:: Figure dataset records ::
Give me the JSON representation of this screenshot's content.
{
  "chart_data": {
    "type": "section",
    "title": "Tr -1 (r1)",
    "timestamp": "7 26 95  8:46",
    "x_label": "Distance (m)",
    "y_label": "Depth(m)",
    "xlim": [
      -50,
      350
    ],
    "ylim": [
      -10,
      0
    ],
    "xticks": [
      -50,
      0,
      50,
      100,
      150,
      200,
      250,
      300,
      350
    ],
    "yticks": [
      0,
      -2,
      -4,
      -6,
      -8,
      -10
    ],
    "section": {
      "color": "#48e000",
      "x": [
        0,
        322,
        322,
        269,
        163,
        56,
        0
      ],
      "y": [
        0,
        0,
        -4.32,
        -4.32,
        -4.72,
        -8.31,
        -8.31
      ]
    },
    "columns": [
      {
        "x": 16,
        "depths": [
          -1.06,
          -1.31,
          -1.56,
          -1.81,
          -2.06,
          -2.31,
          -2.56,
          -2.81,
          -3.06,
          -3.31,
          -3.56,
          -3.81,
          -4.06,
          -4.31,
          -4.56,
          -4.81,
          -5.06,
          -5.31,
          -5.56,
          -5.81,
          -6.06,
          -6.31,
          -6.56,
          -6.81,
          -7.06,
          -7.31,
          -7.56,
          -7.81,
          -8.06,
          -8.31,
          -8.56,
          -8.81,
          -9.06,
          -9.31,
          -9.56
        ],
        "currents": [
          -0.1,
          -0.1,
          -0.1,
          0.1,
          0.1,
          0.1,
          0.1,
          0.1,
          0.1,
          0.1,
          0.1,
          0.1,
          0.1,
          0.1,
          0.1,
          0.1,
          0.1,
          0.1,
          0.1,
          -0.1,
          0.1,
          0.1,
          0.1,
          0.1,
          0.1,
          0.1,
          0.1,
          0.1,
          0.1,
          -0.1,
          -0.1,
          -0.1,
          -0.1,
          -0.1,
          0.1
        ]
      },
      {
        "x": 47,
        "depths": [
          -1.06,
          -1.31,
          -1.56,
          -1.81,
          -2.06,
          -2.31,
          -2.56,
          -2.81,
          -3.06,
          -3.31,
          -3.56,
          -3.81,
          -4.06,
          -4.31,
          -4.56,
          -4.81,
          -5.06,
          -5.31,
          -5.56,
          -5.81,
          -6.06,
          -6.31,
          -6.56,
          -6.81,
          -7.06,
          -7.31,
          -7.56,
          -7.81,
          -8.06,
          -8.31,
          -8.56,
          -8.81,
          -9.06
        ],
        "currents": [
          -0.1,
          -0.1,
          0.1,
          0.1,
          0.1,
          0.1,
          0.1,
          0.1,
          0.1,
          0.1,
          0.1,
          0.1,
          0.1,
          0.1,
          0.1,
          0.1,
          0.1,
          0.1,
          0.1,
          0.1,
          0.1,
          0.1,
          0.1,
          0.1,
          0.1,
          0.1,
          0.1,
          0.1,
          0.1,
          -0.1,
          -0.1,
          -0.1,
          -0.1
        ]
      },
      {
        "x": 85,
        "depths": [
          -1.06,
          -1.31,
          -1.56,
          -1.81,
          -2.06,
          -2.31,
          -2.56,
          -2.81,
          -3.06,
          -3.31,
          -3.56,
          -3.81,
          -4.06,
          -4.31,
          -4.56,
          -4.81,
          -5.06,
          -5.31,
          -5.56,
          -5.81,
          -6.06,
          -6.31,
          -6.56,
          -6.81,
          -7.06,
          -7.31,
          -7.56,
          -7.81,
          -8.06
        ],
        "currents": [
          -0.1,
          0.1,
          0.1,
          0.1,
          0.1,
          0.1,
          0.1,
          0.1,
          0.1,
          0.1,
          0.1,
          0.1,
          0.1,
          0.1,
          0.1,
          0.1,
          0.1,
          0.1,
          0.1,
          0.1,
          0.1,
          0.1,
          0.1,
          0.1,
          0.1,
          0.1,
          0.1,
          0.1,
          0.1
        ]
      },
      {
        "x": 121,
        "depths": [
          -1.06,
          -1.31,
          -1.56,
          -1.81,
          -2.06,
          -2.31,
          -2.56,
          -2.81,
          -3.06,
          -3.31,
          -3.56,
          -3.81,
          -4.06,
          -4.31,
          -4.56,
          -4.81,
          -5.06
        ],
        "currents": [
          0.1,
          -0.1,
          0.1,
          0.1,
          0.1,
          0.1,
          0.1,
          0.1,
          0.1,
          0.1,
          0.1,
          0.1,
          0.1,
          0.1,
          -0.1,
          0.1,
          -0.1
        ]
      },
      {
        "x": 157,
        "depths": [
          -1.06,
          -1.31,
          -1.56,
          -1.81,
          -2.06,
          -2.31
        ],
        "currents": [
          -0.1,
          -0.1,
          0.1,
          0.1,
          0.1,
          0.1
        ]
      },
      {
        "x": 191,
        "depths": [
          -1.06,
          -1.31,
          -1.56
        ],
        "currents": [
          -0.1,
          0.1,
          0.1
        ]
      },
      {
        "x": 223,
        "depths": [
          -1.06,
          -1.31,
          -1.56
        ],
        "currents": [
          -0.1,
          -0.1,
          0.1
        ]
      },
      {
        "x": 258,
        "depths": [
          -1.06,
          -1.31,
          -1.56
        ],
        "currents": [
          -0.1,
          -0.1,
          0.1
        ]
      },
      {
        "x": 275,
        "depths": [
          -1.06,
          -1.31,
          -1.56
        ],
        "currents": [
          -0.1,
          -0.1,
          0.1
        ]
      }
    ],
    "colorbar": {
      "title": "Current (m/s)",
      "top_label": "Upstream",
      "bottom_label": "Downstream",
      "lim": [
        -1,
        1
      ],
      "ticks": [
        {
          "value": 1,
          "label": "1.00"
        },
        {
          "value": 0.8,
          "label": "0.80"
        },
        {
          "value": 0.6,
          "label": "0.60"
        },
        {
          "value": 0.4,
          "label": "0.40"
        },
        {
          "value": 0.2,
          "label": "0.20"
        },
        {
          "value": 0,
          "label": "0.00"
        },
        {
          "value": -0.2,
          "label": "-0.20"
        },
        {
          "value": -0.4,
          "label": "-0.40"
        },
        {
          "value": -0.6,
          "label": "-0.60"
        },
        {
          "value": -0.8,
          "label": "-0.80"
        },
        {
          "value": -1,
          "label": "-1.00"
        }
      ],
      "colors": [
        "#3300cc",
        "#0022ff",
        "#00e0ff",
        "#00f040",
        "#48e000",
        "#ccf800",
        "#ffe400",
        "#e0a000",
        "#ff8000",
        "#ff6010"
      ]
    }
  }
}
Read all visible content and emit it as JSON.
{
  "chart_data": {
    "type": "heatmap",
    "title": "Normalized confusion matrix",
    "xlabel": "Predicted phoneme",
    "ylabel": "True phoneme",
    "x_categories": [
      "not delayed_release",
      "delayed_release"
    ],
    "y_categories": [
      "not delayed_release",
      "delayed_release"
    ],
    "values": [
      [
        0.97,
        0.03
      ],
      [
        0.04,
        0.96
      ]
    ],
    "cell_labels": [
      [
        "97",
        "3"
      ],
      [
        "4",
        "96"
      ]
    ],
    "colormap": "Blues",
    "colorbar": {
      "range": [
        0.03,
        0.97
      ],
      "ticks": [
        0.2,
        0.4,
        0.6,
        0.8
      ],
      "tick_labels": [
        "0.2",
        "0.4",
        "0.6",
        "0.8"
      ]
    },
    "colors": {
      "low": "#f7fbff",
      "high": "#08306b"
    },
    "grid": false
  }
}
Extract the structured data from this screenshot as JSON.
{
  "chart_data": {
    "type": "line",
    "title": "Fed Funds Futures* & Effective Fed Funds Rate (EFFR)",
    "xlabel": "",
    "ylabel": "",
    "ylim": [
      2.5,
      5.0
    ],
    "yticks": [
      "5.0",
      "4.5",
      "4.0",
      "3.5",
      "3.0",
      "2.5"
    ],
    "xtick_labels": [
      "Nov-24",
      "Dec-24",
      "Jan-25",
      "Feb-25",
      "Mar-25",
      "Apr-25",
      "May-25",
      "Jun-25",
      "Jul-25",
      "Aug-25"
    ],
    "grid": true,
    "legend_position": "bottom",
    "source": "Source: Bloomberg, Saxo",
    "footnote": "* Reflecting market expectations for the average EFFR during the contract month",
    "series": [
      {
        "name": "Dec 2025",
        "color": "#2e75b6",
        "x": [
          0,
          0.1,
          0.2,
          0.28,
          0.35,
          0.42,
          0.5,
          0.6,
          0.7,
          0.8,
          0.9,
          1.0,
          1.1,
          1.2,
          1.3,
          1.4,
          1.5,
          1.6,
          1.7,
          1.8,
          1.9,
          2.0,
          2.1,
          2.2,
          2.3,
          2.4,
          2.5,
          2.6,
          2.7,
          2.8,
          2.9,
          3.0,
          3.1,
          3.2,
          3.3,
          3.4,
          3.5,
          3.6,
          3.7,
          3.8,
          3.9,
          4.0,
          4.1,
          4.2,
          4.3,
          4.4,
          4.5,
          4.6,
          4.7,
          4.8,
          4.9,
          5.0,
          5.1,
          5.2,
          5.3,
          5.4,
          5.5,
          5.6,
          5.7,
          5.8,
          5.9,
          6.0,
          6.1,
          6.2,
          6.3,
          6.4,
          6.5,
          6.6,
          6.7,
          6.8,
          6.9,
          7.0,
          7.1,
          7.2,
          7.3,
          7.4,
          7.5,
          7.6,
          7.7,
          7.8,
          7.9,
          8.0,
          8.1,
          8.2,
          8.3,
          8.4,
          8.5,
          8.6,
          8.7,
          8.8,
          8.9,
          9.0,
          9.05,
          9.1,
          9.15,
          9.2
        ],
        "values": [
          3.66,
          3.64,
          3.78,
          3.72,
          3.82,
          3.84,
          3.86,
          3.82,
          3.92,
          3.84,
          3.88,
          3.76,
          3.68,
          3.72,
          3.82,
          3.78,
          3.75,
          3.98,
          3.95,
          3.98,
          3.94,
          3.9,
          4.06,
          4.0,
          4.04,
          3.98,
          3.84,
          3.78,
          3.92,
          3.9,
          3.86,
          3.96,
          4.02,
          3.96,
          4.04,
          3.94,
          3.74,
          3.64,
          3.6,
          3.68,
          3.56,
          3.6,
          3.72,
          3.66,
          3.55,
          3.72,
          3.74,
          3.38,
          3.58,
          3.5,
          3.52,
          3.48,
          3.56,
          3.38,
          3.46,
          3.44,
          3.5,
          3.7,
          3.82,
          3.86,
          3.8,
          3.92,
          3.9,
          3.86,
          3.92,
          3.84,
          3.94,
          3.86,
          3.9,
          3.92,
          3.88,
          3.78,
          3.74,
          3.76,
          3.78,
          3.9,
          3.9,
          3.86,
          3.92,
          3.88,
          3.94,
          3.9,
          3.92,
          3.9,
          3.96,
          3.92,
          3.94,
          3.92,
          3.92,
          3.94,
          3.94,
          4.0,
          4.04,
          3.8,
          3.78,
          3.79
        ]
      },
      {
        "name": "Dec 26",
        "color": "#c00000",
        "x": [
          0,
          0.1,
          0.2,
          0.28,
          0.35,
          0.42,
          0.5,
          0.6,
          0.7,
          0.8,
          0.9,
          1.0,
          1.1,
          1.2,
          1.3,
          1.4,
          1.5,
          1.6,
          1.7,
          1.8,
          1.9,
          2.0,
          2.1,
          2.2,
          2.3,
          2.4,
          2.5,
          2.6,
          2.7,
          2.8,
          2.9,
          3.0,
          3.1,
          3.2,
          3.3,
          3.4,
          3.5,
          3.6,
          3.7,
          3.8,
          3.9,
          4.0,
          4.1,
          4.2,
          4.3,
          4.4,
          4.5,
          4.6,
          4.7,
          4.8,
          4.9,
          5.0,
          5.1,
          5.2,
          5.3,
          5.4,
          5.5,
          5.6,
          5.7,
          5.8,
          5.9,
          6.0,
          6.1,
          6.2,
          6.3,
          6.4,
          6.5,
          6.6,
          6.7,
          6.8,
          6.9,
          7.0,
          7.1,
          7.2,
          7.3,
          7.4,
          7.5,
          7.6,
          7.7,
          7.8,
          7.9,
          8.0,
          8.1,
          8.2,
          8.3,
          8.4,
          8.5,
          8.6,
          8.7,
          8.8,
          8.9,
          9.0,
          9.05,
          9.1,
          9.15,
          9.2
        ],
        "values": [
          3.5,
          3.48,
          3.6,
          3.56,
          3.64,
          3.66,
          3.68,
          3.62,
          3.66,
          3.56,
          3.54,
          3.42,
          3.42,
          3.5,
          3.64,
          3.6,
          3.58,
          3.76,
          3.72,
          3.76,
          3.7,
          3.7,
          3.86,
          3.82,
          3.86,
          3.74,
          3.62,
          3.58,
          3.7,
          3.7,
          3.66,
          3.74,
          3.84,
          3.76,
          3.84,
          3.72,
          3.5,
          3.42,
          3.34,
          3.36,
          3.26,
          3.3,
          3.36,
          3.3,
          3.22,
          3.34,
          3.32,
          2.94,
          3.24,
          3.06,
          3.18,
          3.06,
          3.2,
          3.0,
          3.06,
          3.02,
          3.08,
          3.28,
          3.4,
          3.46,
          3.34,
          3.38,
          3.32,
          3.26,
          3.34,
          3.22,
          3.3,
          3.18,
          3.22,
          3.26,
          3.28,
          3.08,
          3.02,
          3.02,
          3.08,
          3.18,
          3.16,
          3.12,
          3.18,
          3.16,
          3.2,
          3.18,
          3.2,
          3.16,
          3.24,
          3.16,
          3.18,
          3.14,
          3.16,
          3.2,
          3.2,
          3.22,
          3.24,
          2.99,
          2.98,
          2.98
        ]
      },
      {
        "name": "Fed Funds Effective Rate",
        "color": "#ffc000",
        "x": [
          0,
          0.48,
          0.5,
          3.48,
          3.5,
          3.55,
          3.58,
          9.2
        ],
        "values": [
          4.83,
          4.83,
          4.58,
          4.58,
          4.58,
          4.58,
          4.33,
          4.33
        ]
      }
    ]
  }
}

:: STATED TASK ::
Only lines with the string "content" belong in your answer; copy each one.

:: SOLUTION FOR THIS EXERCISE ::
Give me the JSON representation of this screenshot's content.
Read all visible content and emit it as JSON.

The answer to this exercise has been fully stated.